_DIRECTIONS_: Tally how many lines hold the string "Regenwald". Your reply should be that number alone.

.....

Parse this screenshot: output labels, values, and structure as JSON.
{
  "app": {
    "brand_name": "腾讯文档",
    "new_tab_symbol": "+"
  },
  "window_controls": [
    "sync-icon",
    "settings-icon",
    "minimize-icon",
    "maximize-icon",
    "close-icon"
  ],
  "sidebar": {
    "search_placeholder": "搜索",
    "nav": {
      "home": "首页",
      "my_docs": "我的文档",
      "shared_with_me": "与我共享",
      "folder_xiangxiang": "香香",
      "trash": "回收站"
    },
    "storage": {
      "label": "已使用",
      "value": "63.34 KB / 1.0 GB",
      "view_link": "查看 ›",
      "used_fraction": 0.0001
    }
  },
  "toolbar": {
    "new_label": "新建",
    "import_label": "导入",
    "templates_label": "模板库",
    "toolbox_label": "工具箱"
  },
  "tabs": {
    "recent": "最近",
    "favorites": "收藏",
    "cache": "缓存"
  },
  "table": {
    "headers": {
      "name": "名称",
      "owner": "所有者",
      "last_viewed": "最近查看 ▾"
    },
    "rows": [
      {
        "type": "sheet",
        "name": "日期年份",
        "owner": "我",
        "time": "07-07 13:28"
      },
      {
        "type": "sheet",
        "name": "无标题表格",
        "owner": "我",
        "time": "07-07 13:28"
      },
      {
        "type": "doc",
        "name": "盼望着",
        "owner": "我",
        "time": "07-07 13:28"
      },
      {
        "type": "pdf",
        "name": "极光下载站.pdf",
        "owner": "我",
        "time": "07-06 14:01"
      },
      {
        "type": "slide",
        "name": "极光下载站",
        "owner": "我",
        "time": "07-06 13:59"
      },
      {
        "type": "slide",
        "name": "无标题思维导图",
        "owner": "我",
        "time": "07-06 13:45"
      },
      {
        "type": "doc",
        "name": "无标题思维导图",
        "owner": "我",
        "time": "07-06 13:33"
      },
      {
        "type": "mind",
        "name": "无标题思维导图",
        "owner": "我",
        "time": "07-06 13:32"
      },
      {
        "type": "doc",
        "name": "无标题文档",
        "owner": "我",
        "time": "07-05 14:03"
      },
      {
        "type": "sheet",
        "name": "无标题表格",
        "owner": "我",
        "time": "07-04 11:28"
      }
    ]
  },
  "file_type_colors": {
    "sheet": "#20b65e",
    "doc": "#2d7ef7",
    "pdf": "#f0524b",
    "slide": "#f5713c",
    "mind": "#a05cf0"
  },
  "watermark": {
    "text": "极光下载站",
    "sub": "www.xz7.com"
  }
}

.....

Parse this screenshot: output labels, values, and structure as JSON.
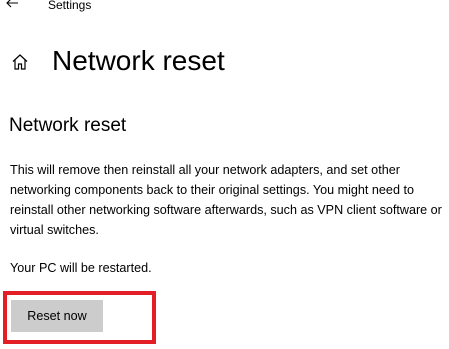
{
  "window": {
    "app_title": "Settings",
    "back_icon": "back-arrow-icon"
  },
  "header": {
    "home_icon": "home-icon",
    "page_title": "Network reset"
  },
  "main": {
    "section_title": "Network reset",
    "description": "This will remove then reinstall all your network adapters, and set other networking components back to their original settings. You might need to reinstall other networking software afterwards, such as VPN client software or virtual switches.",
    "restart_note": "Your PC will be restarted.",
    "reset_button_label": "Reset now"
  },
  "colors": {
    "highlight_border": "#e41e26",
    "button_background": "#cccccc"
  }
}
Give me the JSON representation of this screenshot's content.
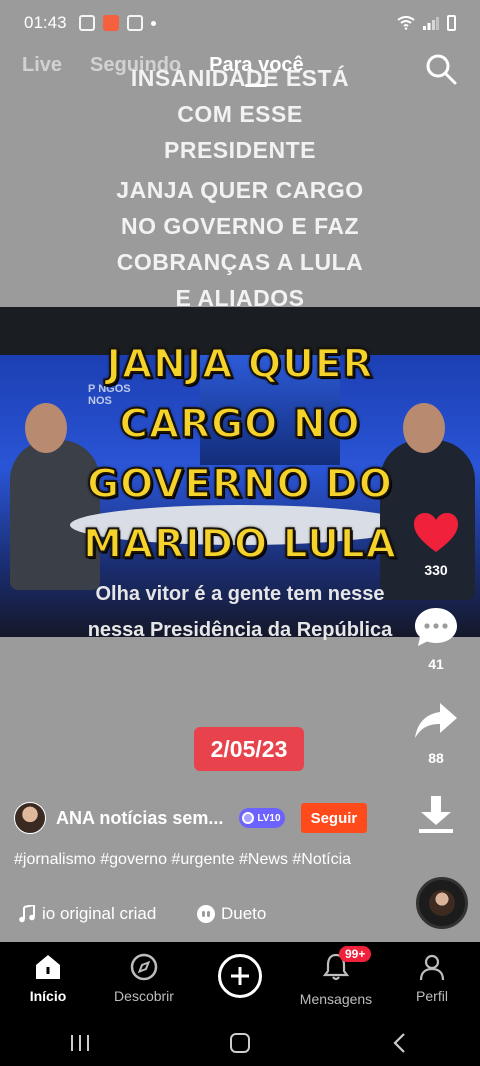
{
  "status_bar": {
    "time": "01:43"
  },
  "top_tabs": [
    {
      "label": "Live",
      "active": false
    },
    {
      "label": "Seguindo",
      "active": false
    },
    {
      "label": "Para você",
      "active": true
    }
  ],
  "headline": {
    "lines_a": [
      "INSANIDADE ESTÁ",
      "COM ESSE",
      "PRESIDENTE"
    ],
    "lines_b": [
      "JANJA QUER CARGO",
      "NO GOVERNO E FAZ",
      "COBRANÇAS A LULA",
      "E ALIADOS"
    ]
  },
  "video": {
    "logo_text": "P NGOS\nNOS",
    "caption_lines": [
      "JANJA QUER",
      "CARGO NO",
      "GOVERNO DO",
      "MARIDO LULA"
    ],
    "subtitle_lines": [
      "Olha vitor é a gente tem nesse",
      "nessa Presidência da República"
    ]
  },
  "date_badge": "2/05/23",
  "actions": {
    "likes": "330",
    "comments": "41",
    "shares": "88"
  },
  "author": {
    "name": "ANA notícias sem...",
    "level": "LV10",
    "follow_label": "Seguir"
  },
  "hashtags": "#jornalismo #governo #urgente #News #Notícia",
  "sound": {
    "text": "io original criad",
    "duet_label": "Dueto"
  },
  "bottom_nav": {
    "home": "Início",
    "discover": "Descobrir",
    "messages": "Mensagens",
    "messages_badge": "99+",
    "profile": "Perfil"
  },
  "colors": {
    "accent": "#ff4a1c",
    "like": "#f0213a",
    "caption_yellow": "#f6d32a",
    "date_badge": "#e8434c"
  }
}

.....

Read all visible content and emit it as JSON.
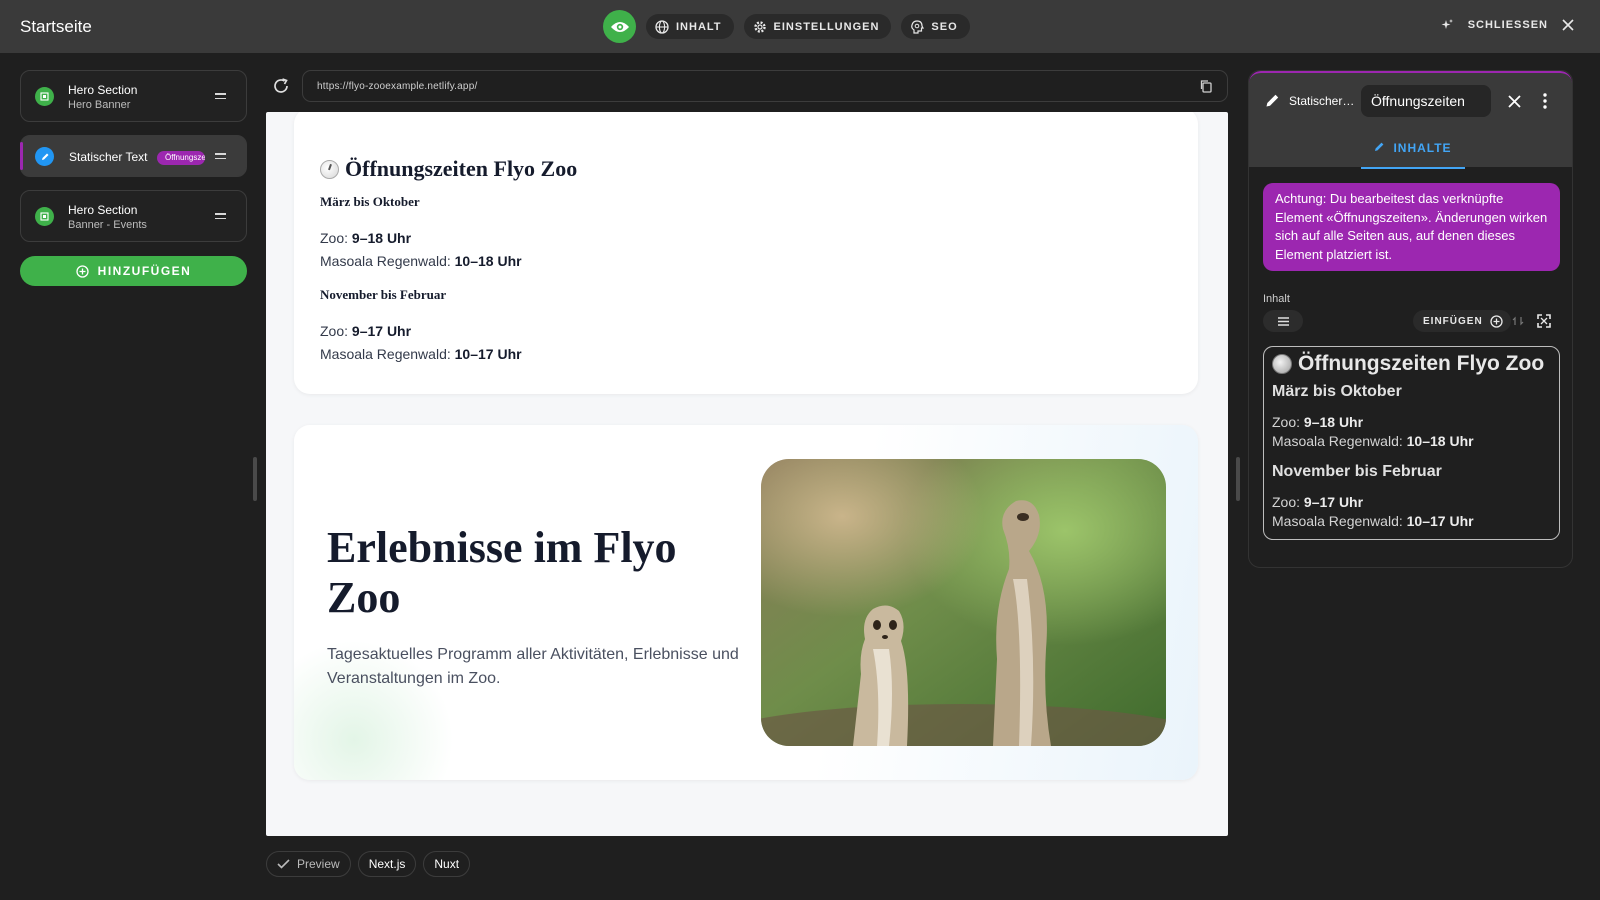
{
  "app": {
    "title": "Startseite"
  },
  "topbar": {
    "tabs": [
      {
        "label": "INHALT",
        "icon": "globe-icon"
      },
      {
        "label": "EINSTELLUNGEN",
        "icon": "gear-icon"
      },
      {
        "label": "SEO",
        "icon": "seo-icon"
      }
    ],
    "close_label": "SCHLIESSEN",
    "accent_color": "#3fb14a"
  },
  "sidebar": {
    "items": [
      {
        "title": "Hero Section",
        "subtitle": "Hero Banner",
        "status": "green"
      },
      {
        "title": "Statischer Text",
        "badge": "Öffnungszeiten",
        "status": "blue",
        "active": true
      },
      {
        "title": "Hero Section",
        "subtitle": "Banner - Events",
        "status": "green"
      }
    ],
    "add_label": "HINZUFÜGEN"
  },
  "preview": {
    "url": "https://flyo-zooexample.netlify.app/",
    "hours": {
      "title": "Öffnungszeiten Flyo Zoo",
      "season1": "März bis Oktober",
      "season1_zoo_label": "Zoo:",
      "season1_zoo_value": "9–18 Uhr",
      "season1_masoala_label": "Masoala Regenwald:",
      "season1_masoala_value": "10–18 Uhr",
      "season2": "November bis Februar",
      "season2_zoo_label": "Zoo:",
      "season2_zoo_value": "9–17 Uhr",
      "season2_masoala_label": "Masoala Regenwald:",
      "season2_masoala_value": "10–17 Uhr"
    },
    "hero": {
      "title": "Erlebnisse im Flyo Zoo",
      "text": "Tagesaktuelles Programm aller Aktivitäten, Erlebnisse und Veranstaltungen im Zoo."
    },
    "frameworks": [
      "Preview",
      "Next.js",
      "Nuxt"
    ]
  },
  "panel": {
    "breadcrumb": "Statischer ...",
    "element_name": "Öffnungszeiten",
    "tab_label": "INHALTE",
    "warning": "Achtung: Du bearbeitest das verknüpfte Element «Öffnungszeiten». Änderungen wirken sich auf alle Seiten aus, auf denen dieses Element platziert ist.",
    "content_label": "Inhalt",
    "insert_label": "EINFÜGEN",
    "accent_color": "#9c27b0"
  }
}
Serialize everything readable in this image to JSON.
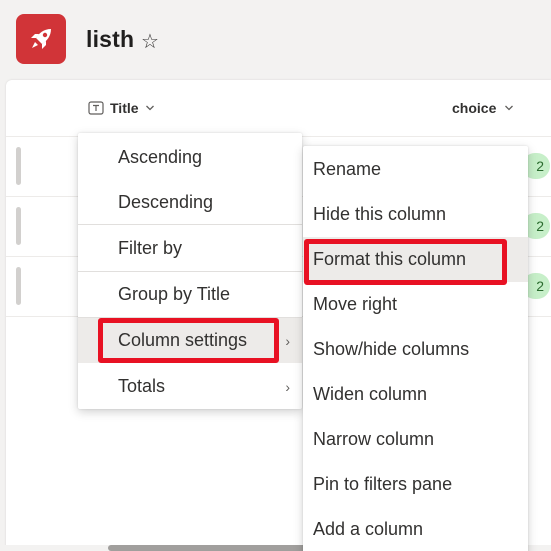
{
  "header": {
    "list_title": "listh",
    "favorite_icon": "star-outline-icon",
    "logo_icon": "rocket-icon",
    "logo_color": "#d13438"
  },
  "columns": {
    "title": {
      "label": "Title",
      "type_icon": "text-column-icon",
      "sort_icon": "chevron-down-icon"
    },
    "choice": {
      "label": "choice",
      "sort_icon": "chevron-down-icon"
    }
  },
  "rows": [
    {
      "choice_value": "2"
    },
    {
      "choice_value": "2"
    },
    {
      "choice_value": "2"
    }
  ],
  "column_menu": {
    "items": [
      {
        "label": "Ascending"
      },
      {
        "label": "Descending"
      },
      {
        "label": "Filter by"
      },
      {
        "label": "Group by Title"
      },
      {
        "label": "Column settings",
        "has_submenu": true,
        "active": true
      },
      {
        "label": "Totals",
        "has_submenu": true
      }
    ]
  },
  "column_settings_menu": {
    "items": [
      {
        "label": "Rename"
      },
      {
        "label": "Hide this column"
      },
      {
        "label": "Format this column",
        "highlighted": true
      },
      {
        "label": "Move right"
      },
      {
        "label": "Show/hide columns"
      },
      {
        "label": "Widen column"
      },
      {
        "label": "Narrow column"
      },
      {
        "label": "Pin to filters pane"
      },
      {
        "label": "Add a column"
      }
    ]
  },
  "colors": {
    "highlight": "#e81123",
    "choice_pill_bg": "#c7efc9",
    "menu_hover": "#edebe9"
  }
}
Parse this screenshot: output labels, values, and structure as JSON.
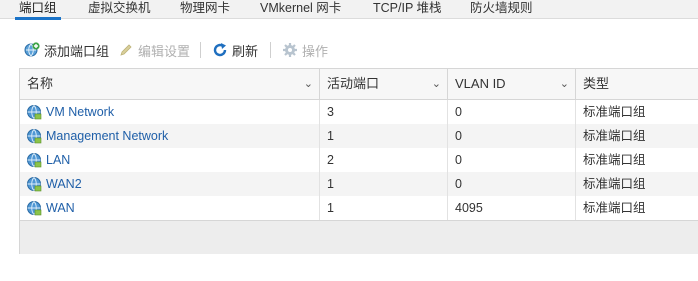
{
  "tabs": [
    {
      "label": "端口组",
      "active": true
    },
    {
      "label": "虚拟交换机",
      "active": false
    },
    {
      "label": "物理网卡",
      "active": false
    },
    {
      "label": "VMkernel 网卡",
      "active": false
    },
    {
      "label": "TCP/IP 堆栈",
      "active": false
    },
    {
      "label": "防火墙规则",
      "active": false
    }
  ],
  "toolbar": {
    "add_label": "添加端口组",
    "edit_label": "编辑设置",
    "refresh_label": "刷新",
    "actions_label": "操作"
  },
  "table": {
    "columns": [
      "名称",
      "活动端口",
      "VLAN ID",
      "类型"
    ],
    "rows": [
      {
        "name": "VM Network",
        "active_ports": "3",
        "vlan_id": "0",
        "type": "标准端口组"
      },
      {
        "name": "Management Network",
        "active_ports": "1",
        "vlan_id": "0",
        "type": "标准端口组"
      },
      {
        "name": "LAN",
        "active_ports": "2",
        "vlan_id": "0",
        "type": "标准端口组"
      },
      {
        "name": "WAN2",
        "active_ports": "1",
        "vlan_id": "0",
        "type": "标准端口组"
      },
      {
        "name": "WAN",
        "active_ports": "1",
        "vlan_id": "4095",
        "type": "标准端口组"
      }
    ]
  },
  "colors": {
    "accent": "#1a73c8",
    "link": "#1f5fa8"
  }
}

.....

_RESPONSE FOR THIS EXERCISE_: 2